### Written request
Retype the data that follows line by line, exactly, and leave its pictures out.

### Dataset excerpts
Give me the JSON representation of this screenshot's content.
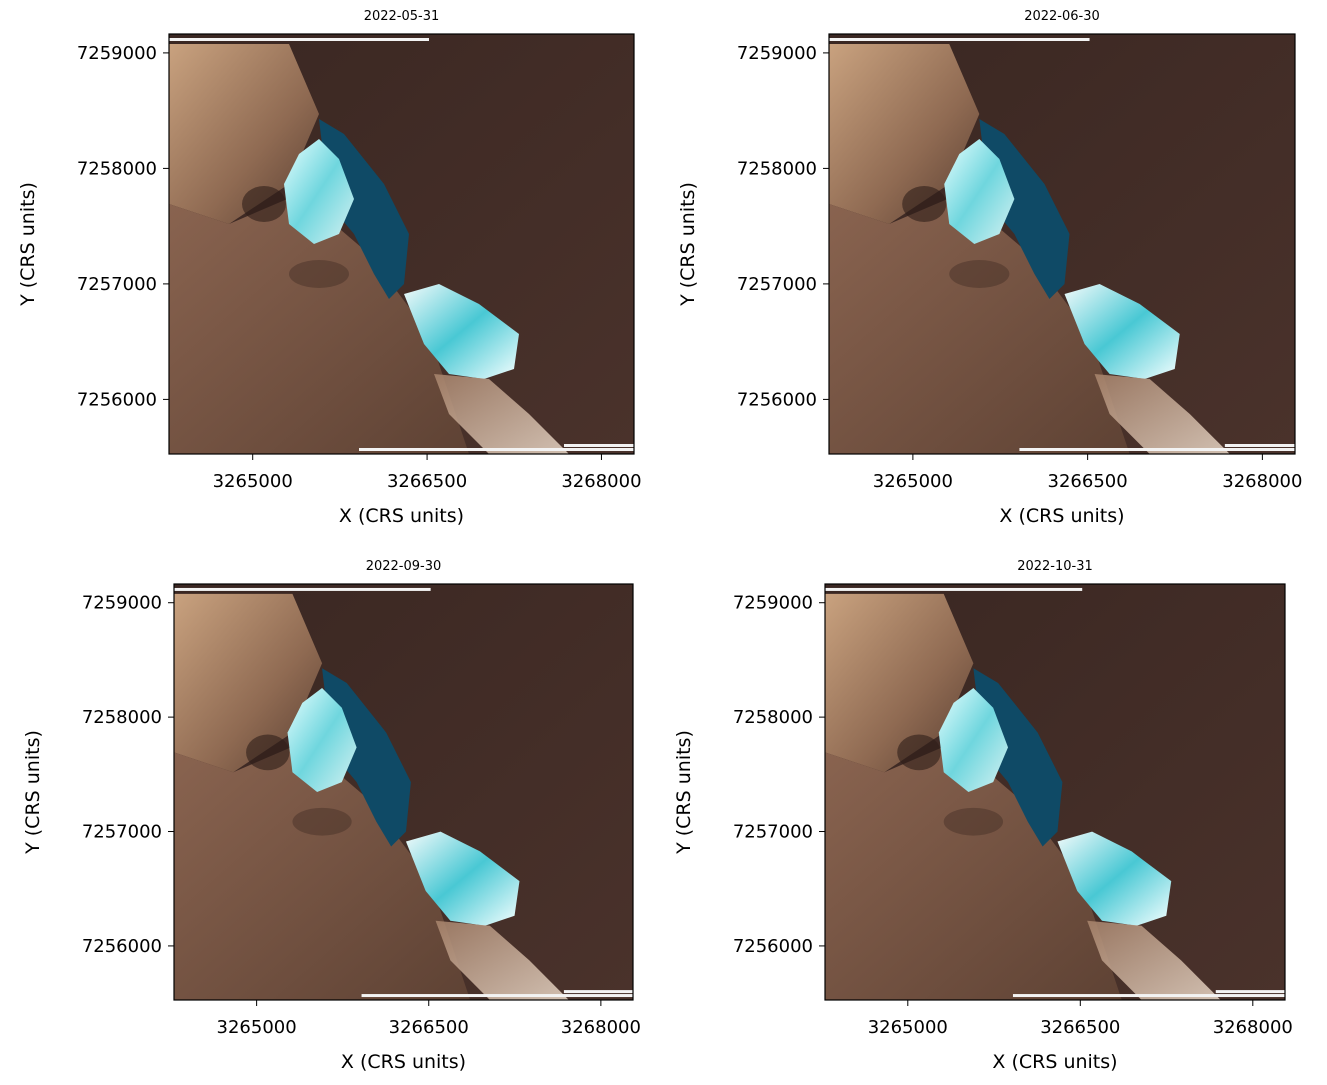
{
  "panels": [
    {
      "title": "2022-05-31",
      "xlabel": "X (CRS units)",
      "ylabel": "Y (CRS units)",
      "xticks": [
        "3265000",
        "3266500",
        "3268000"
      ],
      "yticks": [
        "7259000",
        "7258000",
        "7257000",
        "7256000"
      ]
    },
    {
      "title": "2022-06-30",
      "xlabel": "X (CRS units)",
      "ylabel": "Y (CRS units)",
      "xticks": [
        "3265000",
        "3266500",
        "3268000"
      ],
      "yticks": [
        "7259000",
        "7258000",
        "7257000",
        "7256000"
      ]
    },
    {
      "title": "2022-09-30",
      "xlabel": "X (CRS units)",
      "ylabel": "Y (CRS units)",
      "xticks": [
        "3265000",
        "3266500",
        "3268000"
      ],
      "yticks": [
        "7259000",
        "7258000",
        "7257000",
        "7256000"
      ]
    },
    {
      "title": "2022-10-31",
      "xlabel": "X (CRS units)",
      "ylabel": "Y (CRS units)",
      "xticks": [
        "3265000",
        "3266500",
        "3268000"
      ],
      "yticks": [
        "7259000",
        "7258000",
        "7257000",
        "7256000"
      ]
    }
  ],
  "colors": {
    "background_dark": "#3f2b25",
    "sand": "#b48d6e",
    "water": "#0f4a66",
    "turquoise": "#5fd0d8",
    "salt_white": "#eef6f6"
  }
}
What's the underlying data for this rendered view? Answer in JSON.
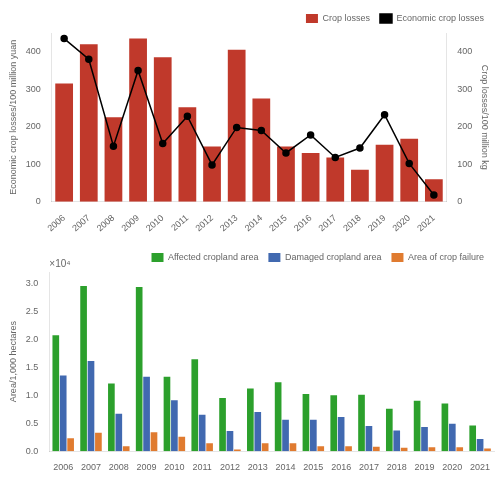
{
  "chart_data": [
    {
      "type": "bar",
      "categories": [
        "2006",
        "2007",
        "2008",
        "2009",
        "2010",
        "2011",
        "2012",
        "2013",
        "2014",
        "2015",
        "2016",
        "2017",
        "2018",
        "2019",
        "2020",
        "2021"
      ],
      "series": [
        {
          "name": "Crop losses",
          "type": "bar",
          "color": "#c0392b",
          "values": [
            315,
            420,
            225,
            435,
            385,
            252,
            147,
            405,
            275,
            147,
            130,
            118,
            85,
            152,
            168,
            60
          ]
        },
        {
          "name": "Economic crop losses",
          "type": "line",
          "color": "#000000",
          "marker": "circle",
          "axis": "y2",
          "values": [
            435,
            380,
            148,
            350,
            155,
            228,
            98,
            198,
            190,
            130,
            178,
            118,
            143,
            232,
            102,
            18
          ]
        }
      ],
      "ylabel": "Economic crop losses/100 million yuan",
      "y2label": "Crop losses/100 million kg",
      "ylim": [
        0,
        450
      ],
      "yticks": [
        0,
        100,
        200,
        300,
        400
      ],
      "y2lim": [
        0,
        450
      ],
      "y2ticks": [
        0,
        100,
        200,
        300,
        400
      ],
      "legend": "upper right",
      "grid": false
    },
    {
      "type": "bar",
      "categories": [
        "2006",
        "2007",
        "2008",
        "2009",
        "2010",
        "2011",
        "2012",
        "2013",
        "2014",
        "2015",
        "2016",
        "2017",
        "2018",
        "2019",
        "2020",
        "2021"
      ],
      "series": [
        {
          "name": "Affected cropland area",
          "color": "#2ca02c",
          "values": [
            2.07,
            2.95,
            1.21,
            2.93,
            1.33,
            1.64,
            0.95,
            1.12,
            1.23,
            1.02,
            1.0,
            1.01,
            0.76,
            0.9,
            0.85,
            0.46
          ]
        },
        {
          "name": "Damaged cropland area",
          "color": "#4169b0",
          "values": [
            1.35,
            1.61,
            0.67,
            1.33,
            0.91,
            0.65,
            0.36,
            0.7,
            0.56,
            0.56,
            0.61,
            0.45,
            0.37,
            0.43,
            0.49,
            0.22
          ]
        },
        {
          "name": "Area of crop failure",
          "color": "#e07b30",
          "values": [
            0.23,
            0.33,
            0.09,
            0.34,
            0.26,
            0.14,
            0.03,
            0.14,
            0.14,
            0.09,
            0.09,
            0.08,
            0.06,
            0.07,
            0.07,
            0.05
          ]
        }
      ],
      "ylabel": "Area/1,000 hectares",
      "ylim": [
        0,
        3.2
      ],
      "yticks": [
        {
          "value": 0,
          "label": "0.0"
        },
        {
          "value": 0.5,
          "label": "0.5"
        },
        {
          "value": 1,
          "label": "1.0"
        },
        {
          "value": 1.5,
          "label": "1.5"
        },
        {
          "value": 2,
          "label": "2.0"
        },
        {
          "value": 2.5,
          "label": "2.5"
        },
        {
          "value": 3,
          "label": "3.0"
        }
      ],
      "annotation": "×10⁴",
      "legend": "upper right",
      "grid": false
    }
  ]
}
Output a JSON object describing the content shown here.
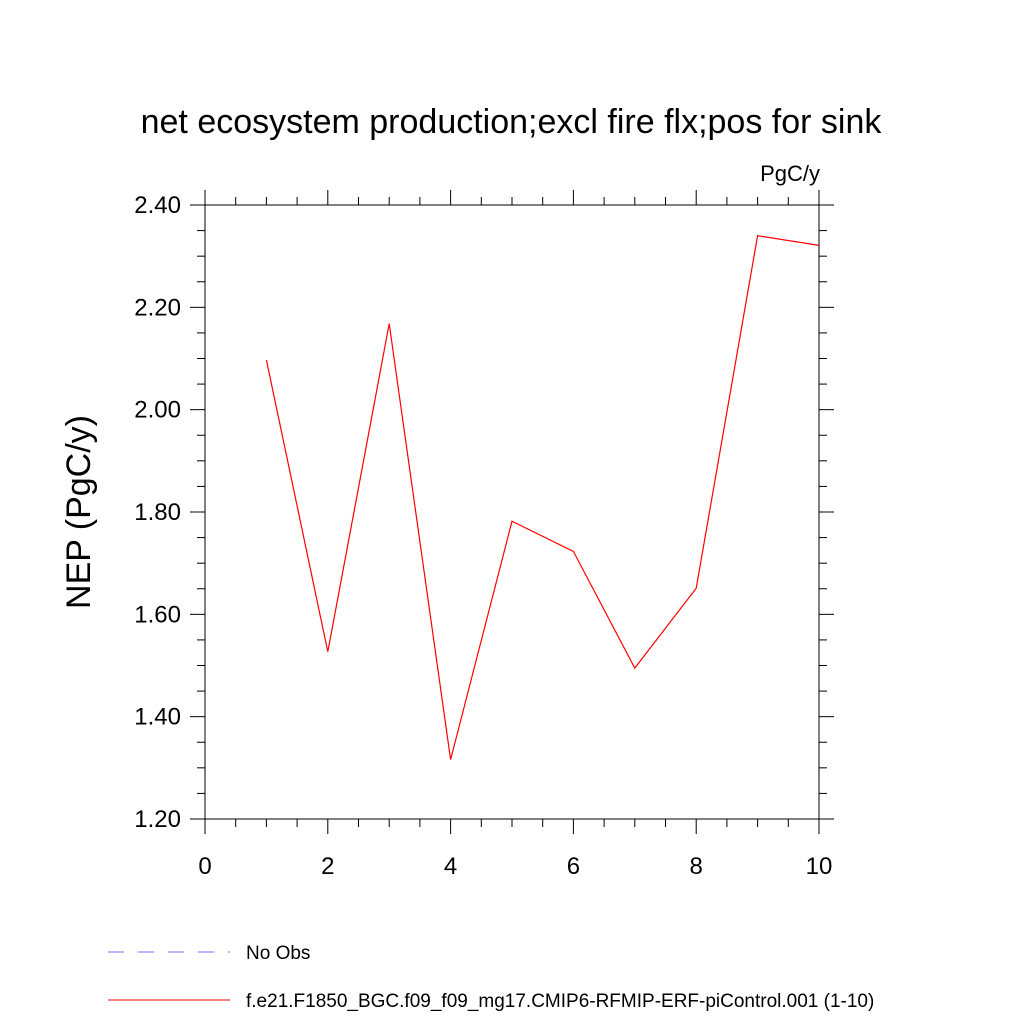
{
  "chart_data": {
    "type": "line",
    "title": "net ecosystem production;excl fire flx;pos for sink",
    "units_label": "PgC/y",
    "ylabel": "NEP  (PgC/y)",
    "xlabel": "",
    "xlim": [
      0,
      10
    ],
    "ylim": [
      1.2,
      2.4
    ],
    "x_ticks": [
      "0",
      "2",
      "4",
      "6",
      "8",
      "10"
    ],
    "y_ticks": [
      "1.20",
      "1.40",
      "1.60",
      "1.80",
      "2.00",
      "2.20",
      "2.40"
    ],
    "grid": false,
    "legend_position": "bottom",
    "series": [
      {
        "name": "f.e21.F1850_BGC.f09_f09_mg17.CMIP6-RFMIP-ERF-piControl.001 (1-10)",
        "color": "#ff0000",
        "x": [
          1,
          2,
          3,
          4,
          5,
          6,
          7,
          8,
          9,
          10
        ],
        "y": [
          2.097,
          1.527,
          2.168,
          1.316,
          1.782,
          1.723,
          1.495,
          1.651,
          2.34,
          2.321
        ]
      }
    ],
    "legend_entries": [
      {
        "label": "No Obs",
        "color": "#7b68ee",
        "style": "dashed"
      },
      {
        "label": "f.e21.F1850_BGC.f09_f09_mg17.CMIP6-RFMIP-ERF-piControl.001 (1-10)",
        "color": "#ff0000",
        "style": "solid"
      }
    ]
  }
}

### Completed task
Give me the JSON representation of this screenshot's content.
{
  "panels": [
    {
      "title": "2022-05-31",
      "xlabel": "X (CRS units)",
      "ylabel": "Y (CRS units)",
      "xticks": [
        "3265000",
        "3266500",
        "3268000"
      ],
      "yticks": [
        "7259000",
        "7258000",
        "7257000",
        "7256000"
      ]
    },
    {
      "title": "2022-06-30",
      "xlabel": "X (CRS units)",
      "ylabel": "Y (CRS units)",
      "xticks": [
        "3265000",
        "3266500",
        "3268000"
      ],
      "yticks": [
        "7259000",
        "7258000",
        "7257000",
        "7256000"
      ]
    },
    {
      "title": "2022-09-30",
      "xlabel": "X (CRS units)",
      "ylabel": "Y (CRS units)",
      "xticks": [
        "3265000",
        "3266500",
        "3268000"
      ],
      "yticks": [
        "7259000",
        "7258000",
        "7257000",
        "7256000"
      ]
    },
    {
      "title": "2022-10-31",
      "xlabel": "X (CRS units)",
      "ylabel": "Y (CRS units)",
      "xticks": [
        "3265000",
        "3266500",
        "3268000"
      ],
      "yticks": [
        "7259000",
        "7258000",
        "7257000",
        "7256000"
      ]
    }
  ],
  "colors": {
    "background_dark": "#3f2b25",
    "sand": "#b48d6e",
    "water": "#0f4a66",
    "turquoise": "#5fd0d8",
    "salt_white": "#eef6f6"
  }
}
What's the underlying data for this rendered view? Answer in JSON.
{
  "chart_data": [
    {
      "type": "bar",
      "categories": [
        "2006",
        "2007",
        "2008",
        "2009",
        "2010",
        "2011",
        "2012",
        "2013",
        "2014",
        "2015",
        "2016",
        "2017",
        "2018",
        "2019",
        "2020",
        "2021"
      ],
      "series": [
        {
          "name": "Crop losses",
          "type": "bar",
          "color": "#c0392b",
          "values": [
            315,
            420,
            225,
            435,
            385,
            252,
            147,
            405,
            275,
            147,
            130,
            118,
            85,
            152,
            168,
            60
          ]
        },
        {
          "name": "Economic crop losses",
          "type": "line",
          "color": "#000000",
          "marker": "circle",
          "axis": "y2",
          "values": [
            435,
            380,
            148,
            350,
            155,
            228,
            98,
            198,
            190,
            130,
            178,
            118,
            143,
            232,
            102,
            18
          ]
        }
      ],
      "ylabel": "Economic crop losses/100 million yuan",
      "y2label": "Crop losses/100 million kg",
      "ylim": [
        0,
        450
      ],
      "yticks": [
        0,
        100,
        200,
        300,
        400
      ],
      "y2lim": [
        0,
        450
      ],
      "y2ticks": [
        0,
        100,
        200,
        300,
        400
      ],
      "legend": "upper right",
      "grid": false
    },
    {
      "type": "bar",
      "categories": [
        "2006",
        "2007",
        "2008",
        "2009",
        "2010",
        "2011",
        "2012",
        "2013",
        "2014",
        "2015",
        "2016",
        "2017",
        "2018",
        "2019",
        "2020",
        "2021"
      ],
      "series": [
        {
          "name": "Affected cropland area",
          "color": "#2ca02c",
          "values": [
            2.07,
            2.95,
            1.21,
            2.93,
            1.33,
            1.64,
            0.95,
            1.12,
            1.23,
            1.02,
            1.0,
            1.01,
            0.76,
            0.9,
            0.85,
            0.46
          ]
        },
        {
          "name": "Damaged cropland area",
          "color": "#4169b0",
          "values": [
            1.35,
            1.61,
            0.67,
            1.33,
            0.91,
            0.65,
            0.36,
            0.7,
            0.56,
            0.56,
            0.61,
            0.45,
            0.37,
            0.43,
            0.49,
            0.22
          ]
        },
        {
          "name": "Area of crop failure",
          "color": "#e07b30",
          "values": [
            0.23,
            0.33,
            0.09,
            0.34,
            0.26,
            0.14,
            0.03,
            0.14,
            0.14,
            0.09,
            0.09,
            0.08,
            0.06,
            0.07,
            0.07,
            0.05
          ]
        }
      ],
      "ylabel": "Area/1,000 hectares",
      "ylim": [
        0,
        3.2
      ],
      "yticks": [
        {
          "value": 0,
          "label": "0.0"
        },
        {
          "value": 0.5,
          "label": "0.5"
        },
        {
          "value": 1,
          "label": "1.0"
        },
        {
          "value": 1.5,
          "label": "1.5"
        },
        {
          "value": 2,
          "label": "2.0"
        },
        {
          "value": 2.5,
          "label": "2.5"
        },
        {
          "value": 3,
          "label": "3.0"
        }
      ],
      "annotation": "×10⁴",
      "legend": "upper right",
      "grid": false
    }
  ]
}
Output a JSON object describing the content shown here.
{
  "chart_data": {
    "type": "line",
    "title": "net ecosystem production;excl fire flx;pos for sink",
    "units_label": "PgC/y",
    "ylabel": "NEP  (PgC/y)",
    "xlabel": "",
    "xlim": [
      0,
      10
    ],
    "ylim": [
      1.2,
      2.4
    ],
    "x_ticks": [
      "0",
      "2",
      "4",
      "6",
      "8",
      "10"
    ],
    "y_ticks": [
      "1.20",
      "1.40",
      "1.60",
      "1.80",
      "2.00",
      "2.20",
      "2.40"
    ],
    "grid": false,
    "legend_position": "bottom",
    "series": [
      {
        "name": "f.e21.F1850_BGC.f09_f09_mg17.CMIP6-RFMIP-ERF-piControl.001 (1-10)",
        "color": "#ff0000",
        "x": [
          1,
          2,
          3,
          4,
          5,
          6,
          7,
          8,
          9,
          10
        ],
        "y": [
          2.097,
          1.527,
          2.168,
          1.316,
          1.782,
          1.723,
          1.495,
          1.651,
          2.34,
          2.321
        ]
      }
    ],
    "legend_entries": [
      {
        "label": "No Obs",
        "color": "#7b68ee",
        "style": "dashed"
      },
      {
        "label": "f.e21.F1850_BGC.f09_f09_mg17.CMIP6-RFMIP-ERF-piControl.001 (1-10)",
        "color": "#ff0000",
        "style": "solid"
      }
    ]
  }
}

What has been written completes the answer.